[Begin RAW RECORDS]

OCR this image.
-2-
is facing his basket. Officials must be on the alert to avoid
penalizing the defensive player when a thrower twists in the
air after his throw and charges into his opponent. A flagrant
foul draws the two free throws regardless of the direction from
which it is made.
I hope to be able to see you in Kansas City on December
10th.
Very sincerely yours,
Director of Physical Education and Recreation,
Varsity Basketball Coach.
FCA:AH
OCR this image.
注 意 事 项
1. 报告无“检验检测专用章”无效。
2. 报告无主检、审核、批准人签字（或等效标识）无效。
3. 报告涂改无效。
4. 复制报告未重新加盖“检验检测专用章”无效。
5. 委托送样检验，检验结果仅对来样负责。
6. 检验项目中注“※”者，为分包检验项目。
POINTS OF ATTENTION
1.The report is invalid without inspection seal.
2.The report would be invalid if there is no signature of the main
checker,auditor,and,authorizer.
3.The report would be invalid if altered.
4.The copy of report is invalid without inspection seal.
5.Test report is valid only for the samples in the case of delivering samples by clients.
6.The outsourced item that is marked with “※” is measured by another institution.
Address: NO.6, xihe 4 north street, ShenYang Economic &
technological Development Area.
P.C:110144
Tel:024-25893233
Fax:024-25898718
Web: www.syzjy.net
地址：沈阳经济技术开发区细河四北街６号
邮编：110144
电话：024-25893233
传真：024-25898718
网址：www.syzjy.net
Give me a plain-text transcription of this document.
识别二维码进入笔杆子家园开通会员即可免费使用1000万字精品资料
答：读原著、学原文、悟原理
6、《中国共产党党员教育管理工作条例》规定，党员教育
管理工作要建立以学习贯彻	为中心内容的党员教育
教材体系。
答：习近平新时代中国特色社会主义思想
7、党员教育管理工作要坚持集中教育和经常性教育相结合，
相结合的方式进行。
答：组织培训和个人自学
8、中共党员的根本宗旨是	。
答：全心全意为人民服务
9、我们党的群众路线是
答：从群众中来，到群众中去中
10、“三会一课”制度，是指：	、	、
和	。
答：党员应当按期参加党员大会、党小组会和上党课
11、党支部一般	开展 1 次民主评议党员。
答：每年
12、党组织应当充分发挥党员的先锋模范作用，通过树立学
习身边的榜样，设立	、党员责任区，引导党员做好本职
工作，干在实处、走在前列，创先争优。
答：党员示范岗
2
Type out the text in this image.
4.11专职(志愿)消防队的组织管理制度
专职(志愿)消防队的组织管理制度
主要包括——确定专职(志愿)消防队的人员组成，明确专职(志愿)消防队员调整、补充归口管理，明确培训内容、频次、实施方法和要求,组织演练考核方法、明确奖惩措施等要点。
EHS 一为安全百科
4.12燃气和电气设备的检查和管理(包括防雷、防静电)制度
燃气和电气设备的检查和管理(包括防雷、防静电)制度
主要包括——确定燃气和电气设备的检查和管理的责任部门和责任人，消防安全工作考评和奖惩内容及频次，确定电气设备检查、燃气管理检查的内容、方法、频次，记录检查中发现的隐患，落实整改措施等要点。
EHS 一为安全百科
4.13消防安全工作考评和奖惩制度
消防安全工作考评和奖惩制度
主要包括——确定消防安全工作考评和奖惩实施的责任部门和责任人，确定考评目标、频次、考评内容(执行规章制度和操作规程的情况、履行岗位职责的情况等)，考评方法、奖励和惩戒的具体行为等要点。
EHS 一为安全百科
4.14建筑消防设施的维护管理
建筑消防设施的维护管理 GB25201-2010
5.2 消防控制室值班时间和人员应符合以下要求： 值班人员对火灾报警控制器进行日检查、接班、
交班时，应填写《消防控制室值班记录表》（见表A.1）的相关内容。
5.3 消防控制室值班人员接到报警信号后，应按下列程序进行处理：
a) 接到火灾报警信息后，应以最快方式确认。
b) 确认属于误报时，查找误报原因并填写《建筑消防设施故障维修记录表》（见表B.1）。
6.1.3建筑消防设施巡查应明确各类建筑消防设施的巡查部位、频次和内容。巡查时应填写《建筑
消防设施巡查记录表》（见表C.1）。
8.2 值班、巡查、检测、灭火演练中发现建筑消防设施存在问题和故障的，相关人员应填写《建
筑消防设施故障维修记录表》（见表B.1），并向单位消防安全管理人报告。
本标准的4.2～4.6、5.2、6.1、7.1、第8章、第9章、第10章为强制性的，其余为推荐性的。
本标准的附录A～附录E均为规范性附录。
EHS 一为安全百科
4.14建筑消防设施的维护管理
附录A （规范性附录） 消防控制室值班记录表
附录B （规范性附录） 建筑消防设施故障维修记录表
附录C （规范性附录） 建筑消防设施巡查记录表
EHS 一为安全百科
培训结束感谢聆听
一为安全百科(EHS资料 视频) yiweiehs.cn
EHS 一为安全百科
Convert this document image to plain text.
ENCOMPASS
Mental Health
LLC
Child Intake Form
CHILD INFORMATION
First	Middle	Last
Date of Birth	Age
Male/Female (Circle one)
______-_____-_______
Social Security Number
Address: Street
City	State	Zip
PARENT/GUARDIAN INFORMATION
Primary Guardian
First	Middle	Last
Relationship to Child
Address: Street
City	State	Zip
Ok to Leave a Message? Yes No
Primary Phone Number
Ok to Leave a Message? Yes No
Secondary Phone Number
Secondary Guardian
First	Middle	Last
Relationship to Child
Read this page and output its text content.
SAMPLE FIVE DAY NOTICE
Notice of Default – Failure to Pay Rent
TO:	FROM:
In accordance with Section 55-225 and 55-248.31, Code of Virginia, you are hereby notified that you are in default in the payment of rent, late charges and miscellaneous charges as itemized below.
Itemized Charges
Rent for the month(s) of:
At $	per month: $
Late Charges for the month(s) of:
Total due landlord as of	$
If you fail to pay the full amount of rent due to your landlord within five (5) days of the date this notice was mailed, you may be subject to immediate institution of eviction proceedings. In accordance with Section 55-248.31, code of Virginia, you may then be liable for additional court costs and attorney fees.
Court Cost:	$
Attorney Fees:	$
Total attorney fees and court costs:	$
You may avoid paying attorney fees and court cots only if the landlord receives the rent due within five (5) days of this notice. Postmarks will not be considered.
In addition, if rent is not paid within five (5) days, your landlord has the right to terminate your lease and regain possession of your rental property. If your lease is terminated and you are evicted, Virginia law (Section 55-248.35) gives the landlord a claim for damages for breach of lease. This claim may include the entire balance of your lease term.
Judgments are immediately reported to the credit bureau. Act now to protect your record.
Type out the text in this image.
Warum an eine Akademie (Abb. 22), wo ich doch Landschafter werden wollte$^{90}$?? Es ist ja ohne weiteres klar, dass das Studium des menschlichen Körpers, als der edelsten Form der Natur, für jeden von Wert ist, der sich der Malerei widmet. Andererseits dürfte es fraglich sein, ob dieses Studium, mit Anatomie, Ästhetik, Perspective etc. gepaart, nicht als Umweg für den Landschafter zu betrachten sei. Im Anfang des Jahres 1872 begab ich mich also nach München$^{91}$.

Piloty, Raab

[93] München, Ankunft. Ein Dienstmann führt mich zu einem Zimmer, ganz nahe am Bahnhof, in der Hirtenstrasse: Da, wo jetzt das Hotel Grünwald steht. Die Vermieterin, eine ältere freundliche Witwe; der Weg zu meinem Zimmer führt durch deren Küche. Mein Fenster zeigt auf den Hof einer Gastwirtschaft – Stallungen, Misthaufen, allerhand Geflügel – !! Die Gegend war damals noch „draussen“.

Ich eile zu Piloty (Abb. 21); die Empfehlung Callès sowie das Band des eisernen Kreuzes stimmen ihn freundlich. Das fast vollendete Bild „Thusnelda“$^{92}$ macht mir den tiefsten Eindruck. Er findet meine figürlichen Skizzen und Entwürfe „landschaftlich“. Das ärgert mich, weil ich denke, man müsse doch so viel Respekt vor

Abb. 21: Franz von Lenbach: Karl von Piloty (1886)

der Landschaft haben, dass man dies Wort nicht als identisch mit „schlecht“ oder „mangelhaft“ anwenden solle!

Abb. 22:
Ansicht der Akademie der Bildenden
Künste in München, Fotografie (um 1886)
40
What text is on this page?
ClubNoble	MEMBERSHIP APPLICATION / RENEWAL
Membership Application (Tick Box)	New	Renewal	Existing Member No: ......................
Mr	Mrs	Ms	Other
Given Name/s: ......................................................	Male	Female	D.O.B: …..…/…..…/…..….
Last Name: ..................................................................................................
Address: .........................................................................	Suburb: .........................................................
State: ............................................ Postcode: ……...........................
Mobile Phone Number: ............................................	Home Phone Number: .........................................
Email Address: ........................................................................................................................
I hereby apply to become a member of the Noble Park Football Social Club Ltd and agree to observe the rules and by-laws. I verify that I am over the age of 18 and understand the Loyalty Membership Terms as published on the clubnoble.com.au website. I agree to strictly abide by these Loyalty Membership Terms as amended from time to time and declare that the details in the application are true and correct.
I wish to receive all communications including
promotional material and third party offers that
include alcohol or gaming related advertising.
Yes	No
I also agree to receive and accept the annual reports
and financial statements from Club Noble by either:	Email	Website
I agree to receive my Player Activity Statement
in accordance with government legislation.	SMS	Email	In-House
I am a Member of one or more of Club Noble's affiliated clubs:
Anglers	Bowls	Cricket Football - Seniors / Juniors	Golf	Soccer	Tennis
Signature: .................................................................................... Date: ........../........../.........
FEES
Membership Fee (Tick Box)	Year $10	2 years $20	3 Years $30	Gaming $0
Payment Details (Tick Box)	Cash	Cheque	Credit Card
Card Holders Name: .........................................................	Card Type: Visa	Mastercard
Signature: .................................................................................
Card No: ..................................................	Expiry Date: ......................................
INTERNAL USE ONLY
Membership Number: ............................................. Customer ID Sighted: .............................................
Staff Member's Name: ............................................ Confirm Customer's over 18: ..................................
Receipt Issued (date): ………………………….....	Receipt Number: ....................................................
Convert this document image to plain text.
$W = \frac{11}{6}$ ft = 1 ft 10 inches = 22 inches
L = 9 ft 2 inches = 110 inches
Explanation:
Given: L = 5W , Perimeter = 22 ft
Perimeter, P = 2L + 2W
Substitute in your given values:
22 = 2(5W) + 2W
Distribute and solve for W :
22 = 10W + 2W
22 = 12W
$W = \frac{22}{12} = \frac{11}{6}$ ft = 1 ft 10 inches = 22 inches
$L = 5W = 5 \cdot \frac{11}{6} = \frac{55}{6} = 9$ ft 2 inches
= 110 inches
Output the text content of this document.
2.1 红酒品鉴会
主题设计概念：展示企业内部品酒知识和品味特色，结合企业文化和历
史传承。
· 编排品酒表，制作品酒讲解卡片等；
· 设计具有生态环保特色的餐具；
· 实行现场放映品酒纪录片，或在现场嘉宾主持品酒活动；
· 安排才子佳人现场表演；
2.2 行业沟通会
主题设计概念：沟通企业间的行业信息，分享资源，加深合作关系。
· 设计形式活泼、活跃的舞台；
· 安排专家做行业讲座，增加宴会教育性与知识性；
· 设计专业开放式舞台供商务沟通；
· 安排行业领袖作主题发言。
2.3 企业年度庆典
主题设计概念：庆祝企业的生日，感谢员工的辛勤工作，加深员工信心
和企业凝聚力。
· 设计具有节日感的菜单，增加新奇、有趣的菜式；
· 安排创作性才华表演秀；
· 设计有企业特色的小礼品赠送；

[End RAW RECORDS]

Tally the lines of the listing that include "document". Reply with nothing but the count.

4